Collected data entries
■ ■ ■
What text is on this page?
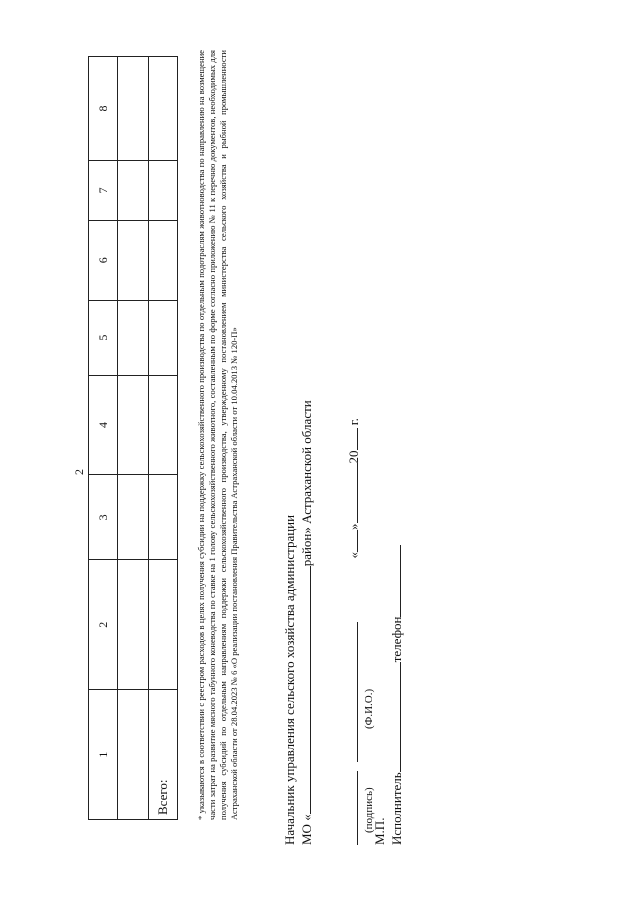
2
1	2	3	4	5	6	7	8

Всего:								* указываются в соответствии с реестром расходов в целях получения субсидии на поддержку сельскохозяйственного производства по отдельным подотраслям животноводства по направлению на возмещение части затрат на развитие мясного табунного коневодства по ставке на 1 голову сельскохозяйственного животного, составленным по форме согласно приложению № 11 к перечню документов, необходимых для получения субсидий по отдельным направлениям поддержки сельскохозяйственного производства, утвержденному постановлением министерства сельского хозяйства и рыбной промышленности Астраханской области от 28.04.2023 № 6 «О реализации постановления Правительства Астраханской области от 10.04.2013 № 120-П»	Начальник управления сельского хозяйства администрации МО «район» Астраханской области «»20 г.
(подпись)
(Ф.И.О.)
М.П. Исполнительтелефон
■ ■ ■
* [Objective]: Without the pictures, reproduce every line of the records above exactly.

* [Reply]:
What text is on this page?
2
1	2	3	4	5	6	7	8

Всего:								* указываются в соответствии с реестром расходов в целях получения субсидии на поддержку сельскохозяйственного производства по отдельным подотраслям животноводства по направлению на возмещение части затрат на развитие мясного табунного коневодства по ставке на 1 голову сельскохозяйственного животного, составленным по форме согласно приложению № 11 к перечню документов, необходимых для получения субсидий по отдельным направлениям поддержки сельскохозяйственного производства, утвержденному постановлением министерства сельского хозяйства и рыбной промышленности Астраханской области от 28.04.2023 № 6 «О реализации постановления Правительства Астраханской области от 10.04.2013 № 120-П»	Начальник управления сельского хозяйства администрации МО «район» Астраханской области «»20 г.
(подпись)
(Ф.И.О.)
М.П. Исполнительтелефон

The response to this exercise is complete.